### Instructions to follow
Retype the material that follows, keeping every word as it is.

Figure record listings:

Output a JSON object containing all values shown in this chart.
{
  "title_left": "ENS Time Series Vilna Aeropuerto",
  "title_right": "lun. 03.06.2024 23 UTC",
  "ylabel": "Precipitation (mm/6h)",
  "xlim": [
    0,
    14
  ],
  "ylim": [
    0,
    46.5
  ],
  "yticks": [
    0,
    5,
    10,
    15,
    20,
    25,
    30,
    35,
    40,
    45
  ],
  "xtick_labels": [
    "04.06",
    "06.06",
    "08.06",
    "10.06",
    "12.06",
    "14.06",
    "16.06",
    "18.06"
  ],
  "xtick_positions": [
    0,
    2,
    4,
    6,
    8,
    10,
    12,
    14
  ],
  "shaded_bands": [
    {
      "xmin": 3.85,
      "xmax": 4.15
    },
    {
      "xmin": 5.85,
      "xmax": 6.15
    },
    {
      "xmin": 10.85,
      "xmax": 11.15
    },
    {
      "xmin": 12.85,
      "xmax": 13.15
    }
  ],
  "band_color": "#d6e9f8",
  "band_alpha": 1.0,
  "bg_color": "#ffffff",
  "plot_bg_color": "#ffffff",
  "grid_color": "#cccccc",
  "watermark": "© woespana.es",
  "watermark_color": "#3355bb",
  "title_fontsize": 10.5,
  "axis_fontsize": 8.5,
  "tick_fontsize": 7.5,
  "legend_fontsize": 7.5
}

### Problem solution
Output a JSON object containing all values shown in this chart.
{
  "title_left": "ENS Time Series Vilna Aeropuerto",
  "title_right": "lun. 03.06.2024 23 UTC",
  "ylabel": "Precipitation (mm/6h)",
  "xlim": [
    0,
    14
  ],
  "ylim": [
    0,
    46.5
  ],
  "yticks": [
    0,
    5,
    10,
    15,
    20,
    25,
    30,
    35,
    40,
    45
  ],
  "xtick_labels": [
    "04.06",
    "06.06",
    "08.06",
    "10.06",
    "12.06",
    "14.06",
    "16.06",
    "18.06"
  ],
  "xtick_positions": [
    0,
    2,
    4,
    6,
    8,
    10,
    12,
    14
  ],
  "shaded_bands": [
    {
      "xmin": 3.85,
      "xmax": 4.15
    },
    {
      "xmin": 5.85,
      "xmax": 6.15
    },
    {
      "xmin": 10.85,
      "xmax": 11.15
    },
    {
      "xmin": 12.85,
      "xmax": 13.15
    }
  ],
  "band_color": "#d6e9f8",
  "band_alpha": 1.0,
  "bg_color": "#ffffff",
  "plot_bg_color": "#ffffff",
  "grid_color": "#cccccc",
  "watermark": "© woespana.es",
  "watermark_color": "#3355bb",
  "title_fontsize": 10.5,
  "axis_fontsize": 8.5,
  "tick_fontsize": 7.5,
  "legend_fontsize": 7.5
}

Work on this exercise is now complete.